##### Source excerpt
Building upon the information dissemination theory, this research examines the role played by trading volume in predicting future returns of Metaverse crypto tokens. We conducted an empirical study to determine whether the daily returns of leading Metaverse tokens are cross-correlated with the values of follower tokens at later times, using 197 Metaverse token prices and trading volume over 12 months. The empirical results show that such lead–lag effectFootnote 2 does exist among Metaverse crypto tokens, and that trading volume is a strong predictor of the observed lead–lag patterns. These patterns emerge because low-volume tokens’ returns respond to market information more slowly, which provides support to the speed of adjustment hypothesis.

This research contributes to the study of token economy in several aspects: Firstly, unlike previous research that zooms into only a handful of major heavyweight cryptocurrencies (Le Tran and Leirvik 2020; Sifat et al. 2019), this is the first full-scale study to document the lead–lag effect that applies to most tokens within the Metaverse token category. Secondly, in contrast to previous studies that focus on market capitalisation, our findings suggest that trade volume contains vital information concerning cross-correlation patterns. Returns on Metaverse tokens with high trading volume lead returns on stocks with low trading volume, owing to the fact that high-volume Metaverse tokens respond to marketwide information faster. This is of paramount importance to both Metaverse users and token investors. Thirdly, in terms of methodology, the research marks the first attempt to use spectral clustering to model the latent grouping structure of cryptocurrencies. Our research shows that such a framework deployed for time series clustering via spectral decomposition of the affinity matrix is appropriate and effective in determining cluster membership. Lastly, our research also offers practical implications in terms of trading strategies for Metaverse investors and sectoral supervisory approach for regulatory authorities as our findings suggest that trade volume contains vital information concerning cross-correlation patterns. The predictability of Metaverse token returns provides insight into risk propagation and investment market segmentation.
##########
##### Recorded data
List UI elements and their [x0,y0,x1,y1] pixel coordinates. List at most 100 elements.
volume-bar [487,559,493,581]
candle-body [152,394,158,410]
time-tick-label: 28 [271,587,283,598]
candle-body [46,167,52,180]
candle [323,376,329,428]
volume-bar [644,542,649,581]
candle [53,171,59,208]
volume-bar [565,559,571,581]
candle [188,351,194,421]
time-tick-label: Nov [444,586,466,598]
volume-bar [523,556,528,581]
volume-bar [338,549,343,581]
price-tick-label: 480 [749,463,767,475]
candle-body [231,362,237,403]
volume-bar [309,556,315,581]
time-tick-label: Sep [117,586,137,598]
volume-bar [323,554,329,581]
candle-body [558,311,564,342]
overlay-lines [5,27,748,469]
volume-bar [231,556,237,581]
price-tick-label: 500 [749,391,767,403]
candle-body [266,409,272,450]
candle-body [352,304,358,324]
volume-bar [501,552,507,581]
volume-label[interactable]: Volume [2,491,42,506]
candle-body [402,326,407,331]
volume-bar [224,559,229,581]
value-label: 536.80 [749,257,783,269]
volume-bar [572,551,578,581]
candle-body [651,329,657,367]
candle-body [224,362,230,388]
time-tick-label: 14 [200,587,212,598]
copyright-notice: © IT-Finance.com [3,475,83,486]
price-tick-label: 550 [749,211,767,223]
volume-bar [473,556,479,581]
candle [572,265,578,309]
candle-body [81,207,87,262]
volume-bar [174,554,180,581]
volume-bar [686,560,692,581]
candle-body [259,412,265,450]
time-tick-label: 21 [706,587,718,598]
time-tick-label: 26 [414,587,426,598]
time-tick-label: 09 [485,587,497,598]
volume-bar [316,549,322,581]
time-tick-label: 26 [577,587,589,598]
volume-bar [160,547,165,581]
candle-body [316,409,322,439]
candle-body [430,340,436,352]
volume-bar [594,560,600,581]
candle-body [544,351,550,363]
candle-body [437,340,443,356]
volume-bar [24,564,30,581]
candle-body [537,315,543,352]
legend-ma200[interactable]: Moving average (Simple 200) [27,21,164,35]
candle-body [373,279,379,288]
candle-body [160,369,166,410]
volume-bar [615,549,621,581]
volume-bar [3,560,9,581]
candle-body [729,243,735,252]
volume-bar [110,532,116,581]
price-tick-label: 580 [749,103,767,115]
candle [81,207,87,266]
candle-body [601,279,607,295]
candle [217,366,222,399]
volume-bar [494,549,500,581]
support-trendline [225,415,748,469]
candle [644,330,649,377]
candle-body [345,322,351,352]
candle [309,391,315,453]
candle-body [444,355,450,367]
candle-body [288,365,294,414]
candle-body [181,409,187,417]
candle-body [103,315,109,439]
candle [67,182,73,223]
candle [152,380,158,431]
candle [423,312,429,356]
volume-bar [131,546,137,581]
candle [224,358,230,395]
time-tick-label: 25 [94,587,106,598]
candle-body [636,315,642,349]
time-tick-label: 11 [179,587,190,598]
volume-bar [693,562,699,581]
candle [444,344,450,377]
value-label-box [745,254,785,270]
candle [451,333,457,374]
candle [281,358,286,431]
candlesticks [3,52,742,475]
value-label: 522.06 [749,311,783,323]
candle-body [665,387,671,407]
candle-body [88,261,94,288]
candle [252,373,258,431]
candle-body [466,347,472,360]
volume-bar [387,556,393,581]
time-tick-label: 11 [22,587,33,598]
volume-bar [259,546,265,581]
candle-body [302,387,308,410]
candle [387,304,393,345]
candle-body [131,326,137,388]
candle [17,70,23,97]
##########
▶ _Your tasks_:
[1] According to the Metaverse token excerpt, what method does the research use for the first time to model the latent grouping structure of cryptocurrencies?
[2] Extend the Metaverse token excerpt, picking up right after its final sentence.
The entries have no connection to the Metaverse token excerpt.

▶ _Answers to the exercise_:
[1] Spectral clustering.

[2]
Literature review

Tokenomics, a portmanteau of “token” and “economics”, is used to describe all aspects of a token’s economic model, including a token’s use and value, including its creation and distribution, supply and demand, incentivizing mechanisms, etc. (Cong et al. 2021). The main difference from the traditional economy is that tokenomics are designed specifically for decentralised crypto networks or ecosystems, such as major Metaverse platforms represented by the Decentraland with the token MANA and the Sandbox with the token SAND (Guan et al. 2022).

Naturally, practitioners and economists are intrigued with the tokenomics design, and literature discussing the framework and structure of tokenomics has been burgeoning. For example, Freni et al. (2022) discussed the paradigmatic shifts from economics to tokenomics and Carvalho (2022) compares the effects of tokens’ economics to the foundational concepts in finance such as shares, profits, or dividends. Lo and Medda (2020), via an empirical study on venture-related blockchain tokens, find evidence that the functions of a token create an economic link between the blockchain project and the token price—different functional types of blockchain tokens are associated with statistically significant differences in token prices. Lo and Medda (2020) argue that this finding provides justification for recent regulators’ action of differentiating security tokens and utility tokens and regulate differently.

Lo and Medda (2020) are not the only or the first researcher who touched on what impact or even determine cryptocurrency prices. Valuation and market efficiency are evergreen topics among economics and finance researchers, and with the exponential growth of cryptocurrency market capitalization and trading volumes in the past years, empirical studies examining cryptocurrency prices already emerged. Earlier studies mostly concluded that the cryptocurrency markets were far from efficient. Urquhart (2016) was arguably the first to test the weak form of Bitcoin data and he concluded that Bitcoin returns are market inefficient. Zargar and Kumar (2019) used high-frequency data to test the martingale hypothesis in Bitcoin returns and found evidence of the presence of informational inefficiency in the Bitcoin market at higher frequency levels. Hu et al. (2019ab) ran various panel tests on cryptocurrencies but found no empirical support for the Efficient Market Hypothesis either. This is understandable given that cryptocurrencies, mostly Bitcoin and Ethereum, were still relatively small in terms of market capitalization and that the numbers of users and traders were rather limited.

A turning point probably took place when Le Tran and Leirvik (2020) examined the level of market efficiency in the five largest cryptocurrencies and reported that the efficiency is highly time-varying. They found evidence that these cryptocurrency markets had become more efficient in the period of 2017–2019. As time went by and more market data became available, tokenomics models also started to emerge.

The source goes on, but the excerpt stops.